▶ ISTRUZIONI
Chi era il giudice relatore nella camera di consiglio del 9 novembre 1972, secondo la sentenza riportata nel brano scelto?

▶ BRANO SCELTO
'''
In nome del Popolo Italiano

LA CORTE COSTITUZIONALE

  composta dai signori:

Prof. Michele FRAGALI, Presidente

Prof. Costantino MORTATI

Prof. Giuseppe CHIARELLI

Dott. Giuseppe VERZÌ

Dott. Giovanni Battista BENEDETTI

Prof. Francesco Paolo BONIFACIO

Dott. Luigi OGGIONI

Avv. Ercole ROCCHETTI

Prof. Enzo CAPALOZZA

Prof. Vincenzo Michele TRIMARCHI

Prof. Vezio CRISAFULLI

Dott. Nicola REALE

Prof. Paolo ROSSI, Giudici,

Avv. Leonetto AMADEI

Prof. Giulio GIONFRIDA, Giudici,

ha pronunciato la seguente

 

SENTENZA

 

nel giudizio di legittimità costituzionale dell'art. 509 del codice di procedura penale, promosso con ordinanza emessa il 17 febbraio 1972 dal pretore di Bassano del Grappa nel procedimento penale a carico di Meneghetti Gioacchino, iscritta al n. 159 del registro ordinanze 1972 e pubblicata nella Gazzetta Ufficiale della Repubblica n. 158 del 21 giugno 1972.

Udito nella camera di consiglio del 9 novembre 1972 il Giudice relatore Giuseppe Verzì.

 

Ritenuto in fatto

 

Nel corso del procedimento penale a carico di Meneghetti Gioacchino, imputato del delitto d’emissione continuata d’assegni a vuoto, il pretore di Bassano del Grappa, accogliendo l'eccezione della difesa e su conforme parere del pubblico ministero, con ordinanza 17 febbraio 1972, ha sollevato la questione di legittimità costituzionale dell'art. 509 del codice di procedura penale in riferimento all'art. 24, secondo comma, della Costituzione per quanto riguarda l'assistenza del difensore nell'opposizione a decreto penale.

Nel presente giudizio non vi é stata costituzione di parte né intervento del Presidente del Consiglio dei ministri.

 

Considerato in diritto

 

L'ordinanza del pretore di Bassano del Grappa denuncia la norma dell'art. 509 del codice di procedura penale, in quanto omette di disporre la nomina di un difensore d’ufficio all'opponente al decreto di condanna, ove manchi quello di fiducia. E rileva in proposito che: 1) l'atto d’opposizione costituisce un’impugnazione speciale, unico mezzo formale per far valere le proprie ragioni, la cui proposizione esige un'alta preparazione tecnica; 2) la legge richiede, a pena d’inammissibilità, che i motivi siano specificamente indicati, e ciò può essere assicurato soltanto mediante l'assistenza del difensore. La mancanza di tale assistenza nel primo atto del procedimento monitorio al quale interviene l'interessato, sarebbe quindi lesiva del diritto di difesa.

La questione non é fondata.
'''
▶ DATI FORNITI
'''
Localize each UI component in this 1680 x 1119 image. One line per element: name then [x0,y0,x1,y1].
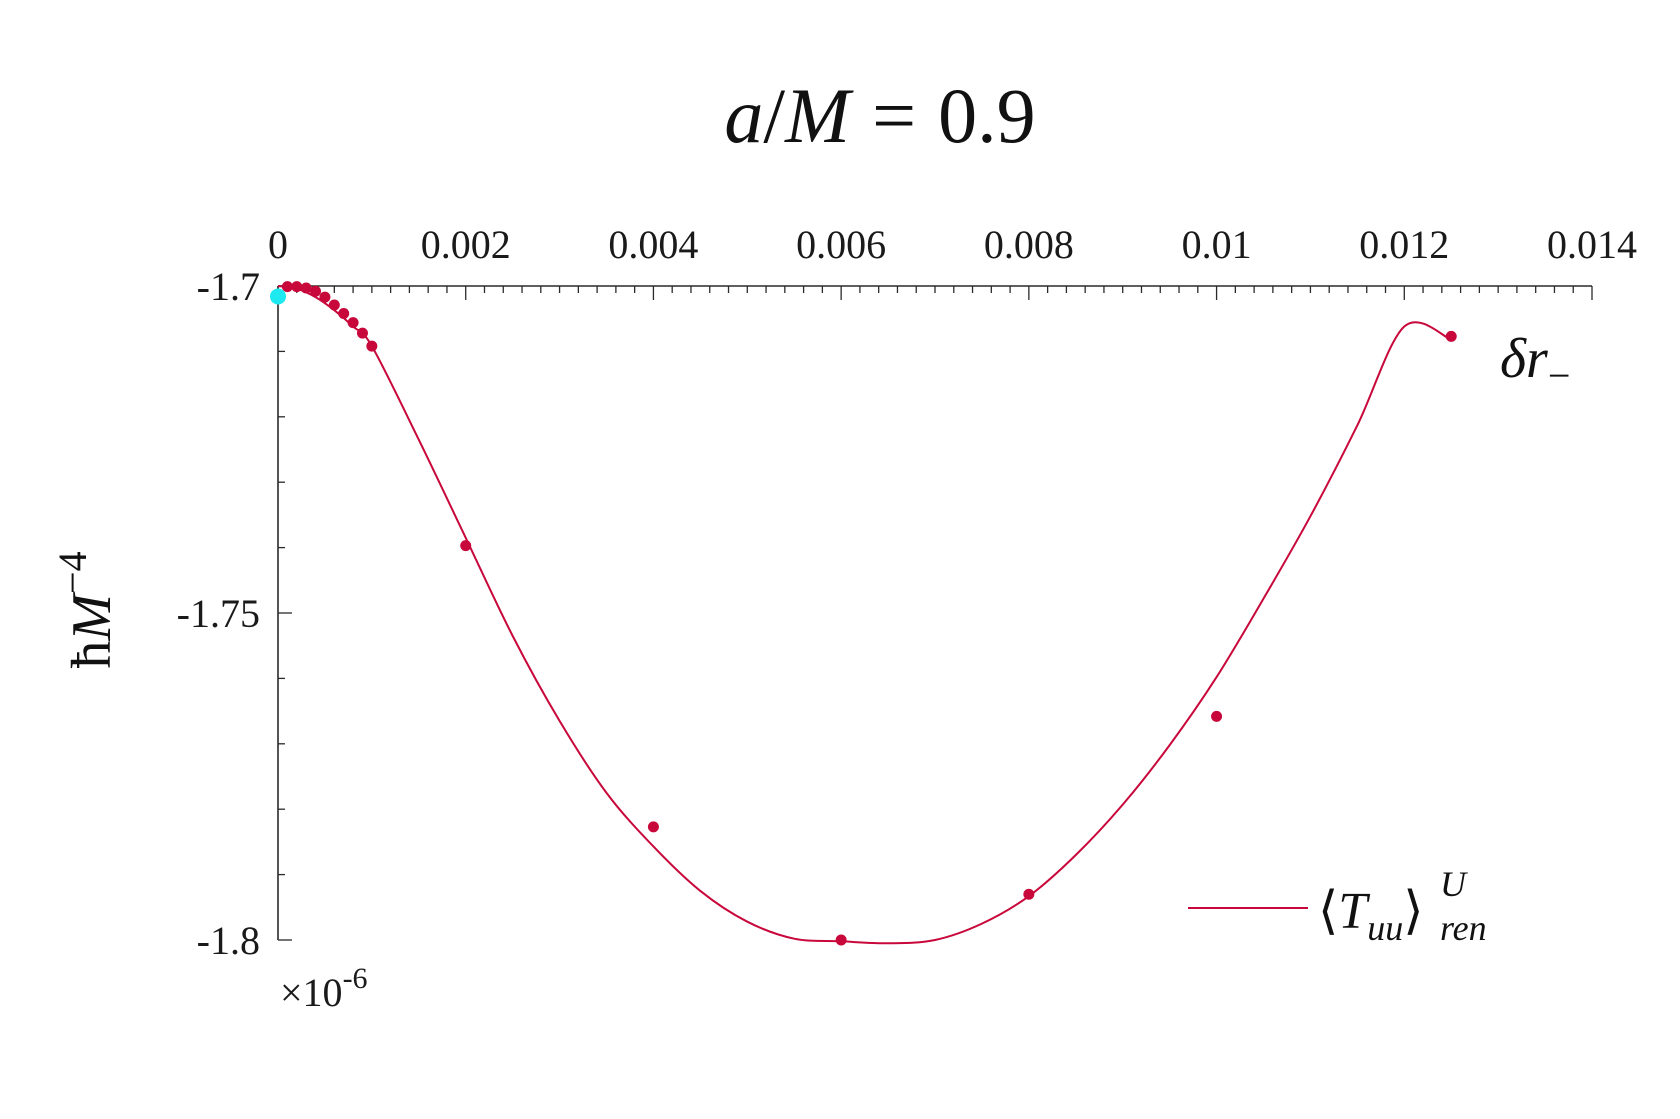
'''
▶ RISPOSTA
Giuseppe Verzì.